EXERCISE DESCRIPTION >> Find the string "content" in the records. Copy every line it appears in.

— start of INPUT MATERIAL —

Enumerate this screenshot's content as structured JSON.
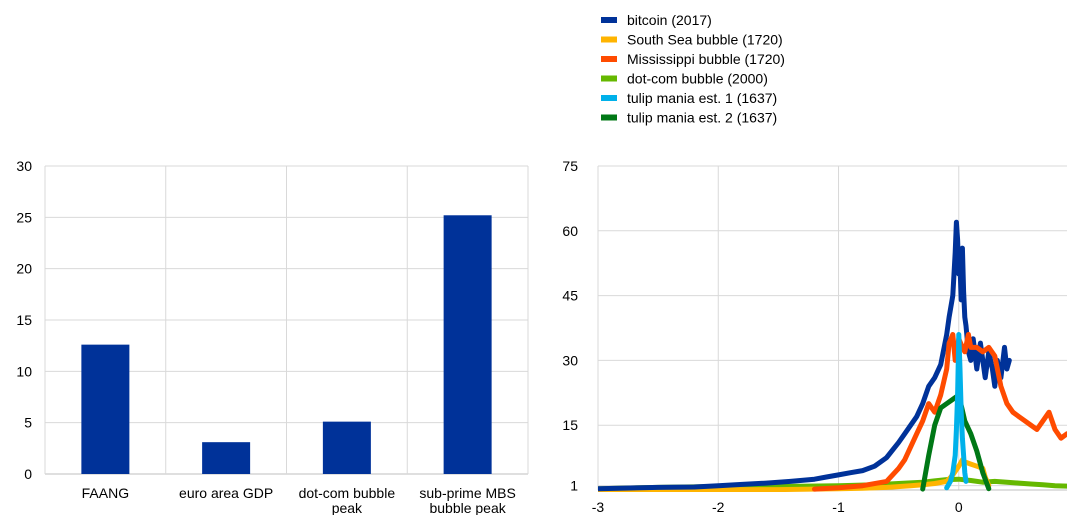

— end of INPUT MATERIAL —
— start of INPUT MATERIAL —

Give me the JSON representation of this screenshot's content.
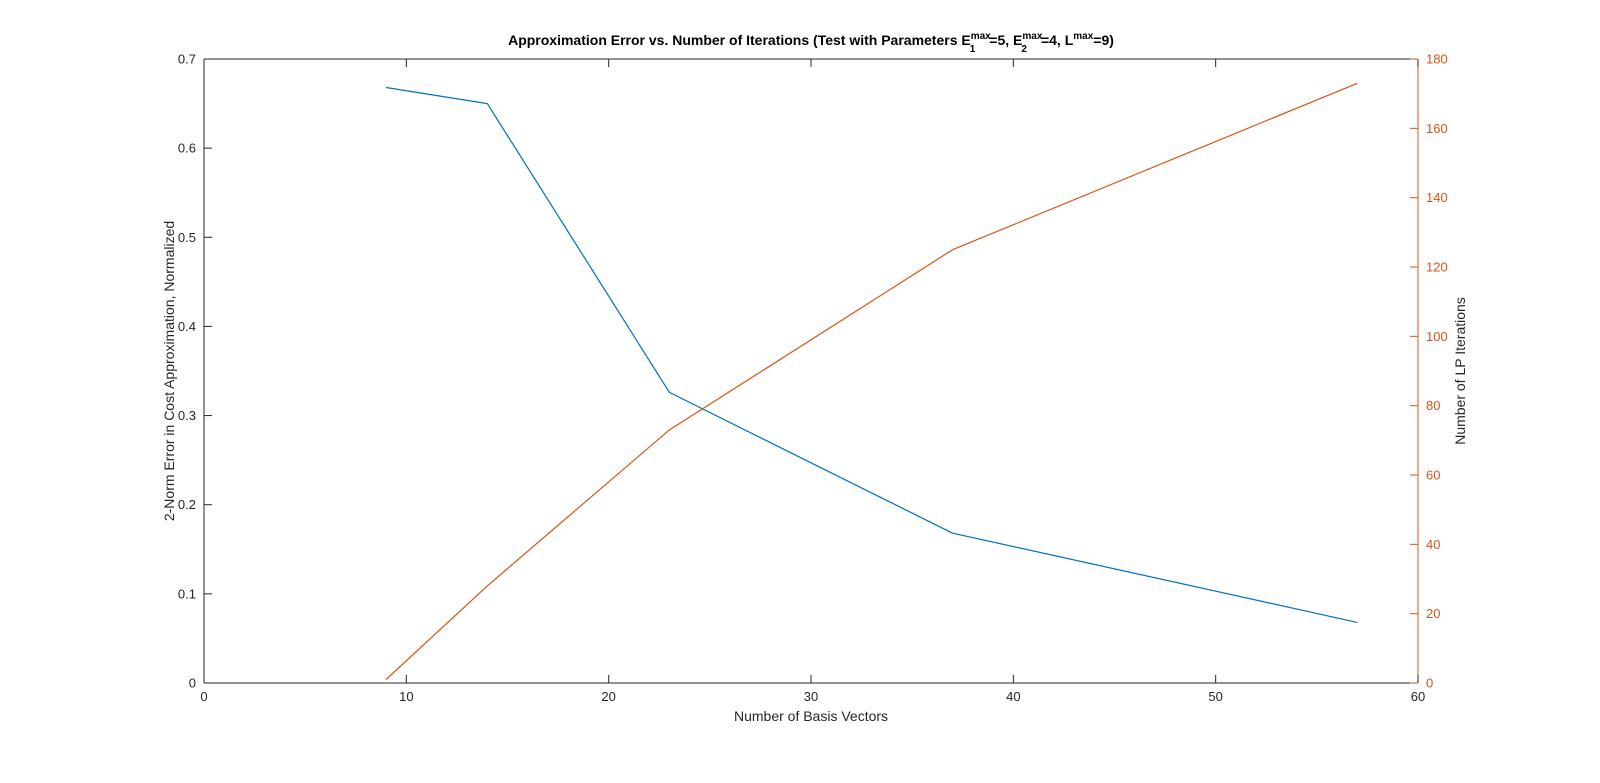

— end of INPUT MATERIAL —
— start of INPUT MATERIAL —

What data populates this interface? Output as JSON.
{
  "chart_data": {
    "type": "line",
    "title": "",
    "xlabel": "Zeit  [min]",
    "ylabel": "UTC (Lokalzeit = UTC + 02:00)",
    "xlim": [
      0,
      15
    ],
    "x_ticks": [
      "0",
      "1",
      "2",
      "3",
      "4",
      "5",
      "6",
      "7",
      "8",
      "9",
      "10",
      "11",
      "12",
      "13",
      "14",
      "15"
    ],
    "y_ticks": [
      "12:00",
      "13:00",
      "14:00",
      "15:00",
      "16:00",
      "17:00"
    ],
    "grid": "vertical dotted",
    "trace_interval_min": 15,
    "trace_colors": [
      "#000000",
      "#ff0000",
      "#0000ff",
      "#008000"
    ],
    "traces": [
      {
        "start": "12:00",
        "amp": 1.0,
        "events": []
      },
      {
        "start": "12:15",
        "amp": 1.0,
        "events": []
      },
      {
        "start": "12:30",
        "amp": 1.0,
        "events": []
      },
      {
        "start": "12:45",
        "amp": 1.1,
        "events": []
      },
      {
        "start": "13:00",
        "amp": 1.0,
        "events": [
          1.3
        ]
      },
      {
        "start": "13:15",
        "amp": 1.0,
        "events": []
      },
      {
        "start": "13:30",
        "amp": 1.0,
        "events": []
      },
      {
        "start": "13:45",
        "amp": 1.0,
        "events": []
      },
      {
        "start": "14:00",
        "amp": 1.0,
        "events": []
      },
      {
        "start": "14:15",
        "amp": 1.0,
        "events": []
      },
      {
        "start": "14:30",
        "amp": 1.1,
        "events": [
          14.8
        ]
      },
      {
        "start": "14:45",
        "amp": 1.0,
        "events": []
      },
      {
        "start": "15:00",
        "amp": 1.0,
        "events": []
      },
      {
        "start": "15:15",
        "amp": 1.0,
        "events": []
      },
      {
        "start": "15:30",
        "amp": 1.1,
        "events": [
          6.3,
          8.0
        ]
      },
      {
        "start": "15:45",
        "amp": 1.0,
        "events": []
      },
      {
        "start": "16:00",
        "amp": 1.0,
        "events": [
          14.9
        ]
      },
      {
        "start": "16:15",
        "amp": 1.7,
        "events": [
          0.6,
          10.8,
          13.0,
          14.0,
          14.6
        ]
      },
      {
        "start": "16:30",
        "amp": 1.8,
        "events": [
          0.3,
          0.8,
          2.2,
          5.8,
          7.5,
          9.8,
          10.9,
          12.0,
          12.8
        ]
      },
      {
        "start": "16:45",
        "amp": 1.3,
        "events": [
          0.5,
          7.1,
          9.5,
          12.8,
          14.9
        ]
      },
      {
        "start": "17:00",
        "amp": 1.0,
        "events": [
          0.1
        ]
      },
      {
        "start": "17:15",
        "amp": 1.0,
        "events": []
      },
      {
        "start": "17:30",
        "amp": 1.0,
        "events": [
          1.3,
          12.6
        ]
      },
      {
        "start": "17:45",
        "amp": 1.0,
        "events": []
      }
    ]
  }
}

— end of INPUT MATERIAL —

SOLUTION TO THIS EXERCISE >>
Enumerate this screenshot's content as structured JSON.
Give me the JSON representation of this screenshot's content.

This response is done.